**What to work on**: Take every line from the listing below that includes "academic" and copy it.

**Stored records**:
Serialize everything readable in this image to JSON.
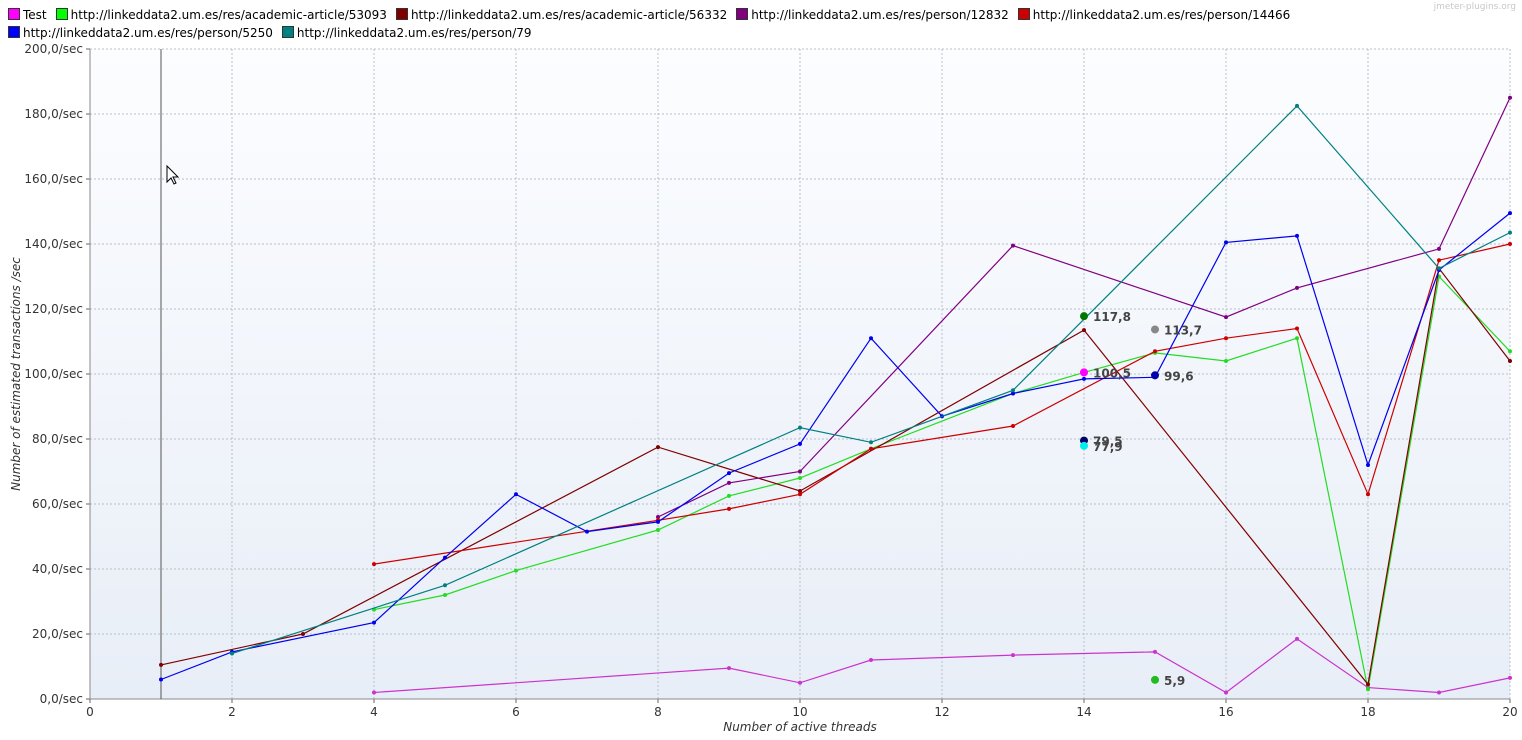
{
  "watermark": "jmeter-plugins.org",
  "chart_data": {
    "type": "line",
    "xlabel": "Number of active threads",
    "ylabel": "Number of estimated transactions /sec",
    "xlim": [
      0,
      20
    ],
    "ylim": [
      0,
      200
    ],
    "x_ticks": [
      0,
      2,
      4,
      6,
      8,
      10,
      12,
      14,
      16,
      18,
      20
    ],
    "y_ticks": [
      "0,0/sec",
      "20,0/sec",
      "40,0/sec",
      "60,0/sec",
      "80,0/sec",
      "100,0/sec",
      "120,0/sec",
      "140,0/sec",
      "160,0/sec",
      "180,0/sec",
      "200,0/sec"
    ],
    "grid": true,
    "legend_position": "top",
    "cursor_x": 1,
    "series": [
      {
        "name": "Test",
        "color": "#cc33cc",
        "legend_color": "#ff00ff",
        "points": [
          [
            4,
            2.0
          ],
          [
            9,
            9.5
          ],
          [
            10,
            5.0
          ],
          [
            11,
            12.0
          ],
          [
            13,
            13.5
          ],
          [
            15,
            14.5
          ],
          [
            16,
            2.0
          ],
          [
            17,
            18.5
          ],
          [
            18,
            3.5
          ],
          [
            19,
            2.0
          ],
          [
            20,
            6.5
          ]
        ]
      },
      {
        "name": "http://linkeddata2.um.es/res/academic-article/53093",
        "color": "#22dd22",
        "legend_color": "#00ff00",
        "points": [
          [
            4,
            27.5
          ],
          [
            5,
            32.0
          ],
          [
            6,
            39.5
          ],
          [
            8,
            52.0
          ],
          [
            9,
            62.5
          ],
          [
            10,
            68.0
          ],
          [
            11,
            77.0
          ],
          [
            13,
            94.0
          ],
          [
            14,
            100.5
          ],
          [
            15,
            106.5
          ],
          [
            16,
            104.0
          ],
          [
            17,
            111.0
          ],
          [
            18,
            3.0
          ],
          [
            19,
            130.0
          ],
          [
            20,
            107.0
          ]
        ]
      },
      {
        "name": "http://linkeddata2.um.es/res/academic-article/56332",
        "color": "#800000",
        "legend_color": "#800000",
        "points": [
          [
            1,
            10.5
          ],
          [
            3,
            20.0
          ],
          [
            8,
            77.5
          ],
          [
            10,
            64.0
          ],
          [
            14,
            113.5
          ],
          [
            18,
            4.5
          ],
          [
            19,
            132.5
          ],
          [
            20,
            104.0
          ]
        ]
      },
      {
        "name": "http://linkeddata2.um.es/res/person/12832",
        "color": "#800080",
        "legend_color": "#800080",
        "points": [
          [
            8,
            56.0
          ],
          [
            9,
            66.5
          ],
          [
            10,
            70.0
          ],
          [
            13,
            139.5
          ],
          [
            16,
            117.5
          ],
          [
            17,
            126.5
          ],
          [
            19,
            138.5
          ],
          [
            20,
            185.0
          ]
        ]
      },
      {
        "name": "http://linkeddata2.um.es/res/person/14466",
        "color": "#cc0000",
        "legend_color": "#cc0000",
        "points": [
          [
            4,
            41.5
          ],
          [
            8,
            55.0
          ],
          [
            9,
            58.5
          ],
          [
            10,
            63.0
          ],
          [
            11,
            77.0
          ],
          [
            13,
            84.0
          ],
          [
            15,
            107.0
          ],
          [
            16,
            111.0
          ],
          [
            17,
            114.0
          ],
          [
            18,
            63.0
          ],
          [
            19,
            135.0
          ],
          [
            20,
            140.0
          ]
        ]
      },
      {
        "name": "http://linkeddata2.um.es/res/person/5250",
        "color": "#0000ee",
        "legend_color": "#0000ff",
        "points": [
          [
            1,
            6.0
          ],
          [
            2,
            14.5
          ],
          [
            4,
            23.5
          ],
          [
            5,
            43.5
          ],
          [
            6,
            63.0
          ],
          [
            7,
            51.5
          ],
          [
            8,
            54.5
          ],
          [
            9,
            69.5
          ],
          [
            10,
            78.5
          ],
          [
            11,
            111.0
          ],
          [
            12,
            87.0
          ],
          [
            13,
            94.0
          ],
          [
            14,
            98.5
          ],
          [
            15,
            99.0
          ],
          [
            16,
            140.5
          ],
          [
            17,
            142.5
          ],
          [
            18,
            72.0
          ],
          [
            19,
            132.0
          ],
          [
            20,
            149.5
          ]
        ]
      },
      {
        "name": "http://linkeddata2.um.es/res/person/79",
        "color": "#008080",
        "legend_color": "#008080",
        "points": [
          [
            2,
            14.0
          ],
          [
            5,
            35.0
          ],
          [
            10,
            83.5
          ],
          [
            11,
            79.0
          ],
          [
            13,
            95.0
          ],
          [
            17,
            182.5
          ],
          [
            19,
            132.5
          ],
          [
            20,
            143.5
          ]
        ]
      }
    ],
    "annotations": [
      {
        "x": 14,
        "y": 117.8,
        "label": "117,8",
        "color": "#007700"
      },
      {
        "x": 15,
        "y": 113.7,
        "label": "113,7",
        "color": "#888888"
      },
      {
        "x": 14,
        "y": 100.5,
        "label": "100,5",
        "color": "#ff00ff"
      },
      {
        "x": 15,
        "y": 99.6,
        "label": "99,6",
        "color": "#0000aa"
      },
      {
        "x": 14,
        "y": 79.5,
        "label": "79,5",
        "color": "#000066"
      },
      {
        "x": 14,
        "y": 77.9,
        "label": "77,9",
        "color": "#00eeee"
      },
      {
        "x": 15,
        "y": 5.9,
        "label": "5,9",
        "color": "#22bb22"
      }
    ]
  }
}
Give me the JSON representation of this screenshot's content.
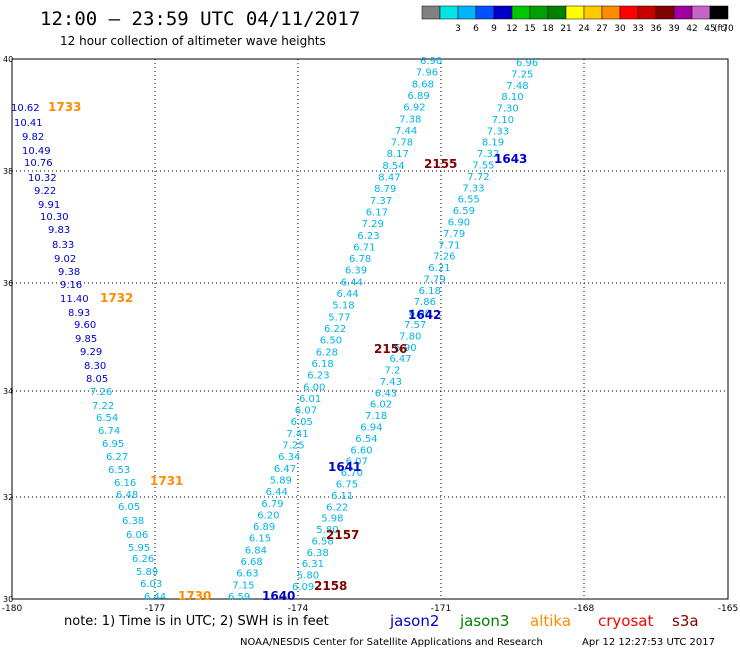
{
  "header": {
    "title": "12:00 – 23:59 UTC 04/11/2017",
    "subtitle": "12 hour collection of altimeter wave heights"
  },
  "legend_scale": {
    "unit": "(ft)",
    "bins": [
      {
        "label": "",
        "color": "#808080"
      },
      {
        "label": "3",
        "color": "#00e5e5"
      },
      {
        "label": "6",
        "color": "#00b4ff"
      },
      {
        "label": "9",
        "color": "#0050ff"
      },
      {
        "label": "12",
        "color": "#0000c8"
      },
      {
        "label": "15",
        "color": "#00c800"
      },
      {
        "label": "18",
        "color": "#00a000"
      },
      {
        "label": "21",
        "color": "#008000"
      },
      {
        "label": "24",
        "color": "#ffff00"
      },
      {
        "label": "27",
        "color": "#ffc800"
      },
      {
        "label": "30",
        "color": "#ff8c00"
      },
      {
        "label": "33",
        "color": "#ff0000"
      },
      {
        "label": "36",
        "color": "#c80000"
      },
      {
        "label": "39",
        "color": "#800000"
      },
      {
        "label": "42",
        "color": "#a000a0"
      },
      {
        "label": "45",
        "color": "#c864c8"
      },
      {
        "label": "70",
        "color": "#000000"
      }
    ]
  },
  "axes": {
    "x_ticks": [
      "-180",
      "-177",
      "-174",
      "-171",
      "-168",
      "-165"
    ],
    "y_ticks": [
      "40",
      "38",
      "36",
      "34",
      "32",
      "30"
    ]
  },
  "colors": {
    "jason2": "#0000c8",
    "jason3": "#008000",
    "altika": "#ff8c00",
    "cryosat": "#ff0000",
    "s3a": "#800000",
    "swh_light": "#00b4e6",
    "swh_dark": "#0000c8"
  },
  "tracks": {
    "altika_left": {
      "values": [
        "10.62",
        "10.41",
        "9.82",
        "10.49",
        "10.76",
        "10.32",
        "9.22",
        "9.91",
        "10.30",
        "9.83",
        "8.33",
        "9.02",
        "9.38",
        "9.16",
        "11.40",
        "8.93",
        "9.60",
        "9.85",
        "9.29",
        "8.30",
        "8.05",
        "7.26",
        "7.22",
        "6.54",
        "6.74",
        "6.95",
        "6.27",
        "6.53",
        "6.16",
        "6.48",
        "6.05",
        "6.38",
        "6.06",
        "5.95",
        "6.26",
        "5.89",
        "6.03",
        "6.44"
      ],
      "time_labels": [
        "1733",
        "1732",
        "1731",
        "1730"
      ]
    },
    "s3a_track": {
      "values": [
        "6.90",
        "7.96",
        "8.68",
        "6.89",
        "6.92",
        "7.38",
        "7.44",
        "7.78",
        "8.17",
        "8.54",
        "8.47",
        "8.79",
        "7.37",
        "6.17",
        "7.29",
        "6.23",
        "6.71",
        "6.78",
        "6.39",
        "6.44",
        "6.44",
        "5.18",
        "5.77",
        "6.22",
        "6.50",
        "6.28",
        "6.18",
        "6.23",
        "6.00",
        "6.01",
        "6.07",
        "6.05",
        "7.41",
        "7.25",
        "6.34",
        "6.47",
        "5.89",
        "6.44",
        "6.79",
        "6.20",
        "6.89",
        "6.15",
        "6.84",
        "6.68",
        "6.63",
        "7.15",
        "6.59"
      ],
      "time_labels": [
        "2155",
        "2156",
        "2157",
        "2158"
      ]
    },
    "jason2_track": {
      "values": [
        "6.96",
        "7.25",
        "7.48",
        "8.10",
        "7.30",
        "7.10",
        "7.33",
        "8.19",
        "7.32",
        "7.55",
        "7.72",
        "7.33",
        "6.55",
        "6.59",
        "6.90",
        "7.79",
        "7.71",
        "7.26",
        "6.21",
        "7.79",
        "6.18",
        "7.86",
        "6.90",
        "7.57",
        "7.80",
        "6.90",
        "6.47",
        "7.2",
        "7.43",
        "6.43",
        "6.02",
        "7.18",
        "6.94",
        "6.54",
        "6.60",
        "6.07",
        "6.70",
        "6.75",
        "6.11",
        "6.22",
        "5.98",
        "5.80",
        "6.58",
        "6.38",
        "6.31",
        "5.80",
        "6.09"
      ],
      "time_labels": [
        "1643",
        "1642",
        "1641",
        "1640"
      ]
    }
  },
  "sat_legend": {
    "note": "note:  1) Time is in UTC;  2) SWH is in feet",
    "items": [
      {
        "label": "jason2",
        "color": "#0000c8"
      },
      {
        "label": "jason3",
        "color": "#008000"
      },
      {
        "label": "altika",
        "color": "#ff8c00"
      },
      {
        "label": "cryosat",
        "color": "#ff0000"
      },
      {
        "label": "s3a",
        "color": "#800000"
      }
    ]
  },
  "footer": {
    "credit": "NOAA/NESDIS Center for Satellite Applications and Research",
    "timestamp": "Apr 12 12:27:53 UTC 2017"
  }
}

**Output**:
        "name": "http://linkeddata2.um.es/res/academic-article/53093",
        "name": "http://linkeddata2.um.es/res/academic-article/56332",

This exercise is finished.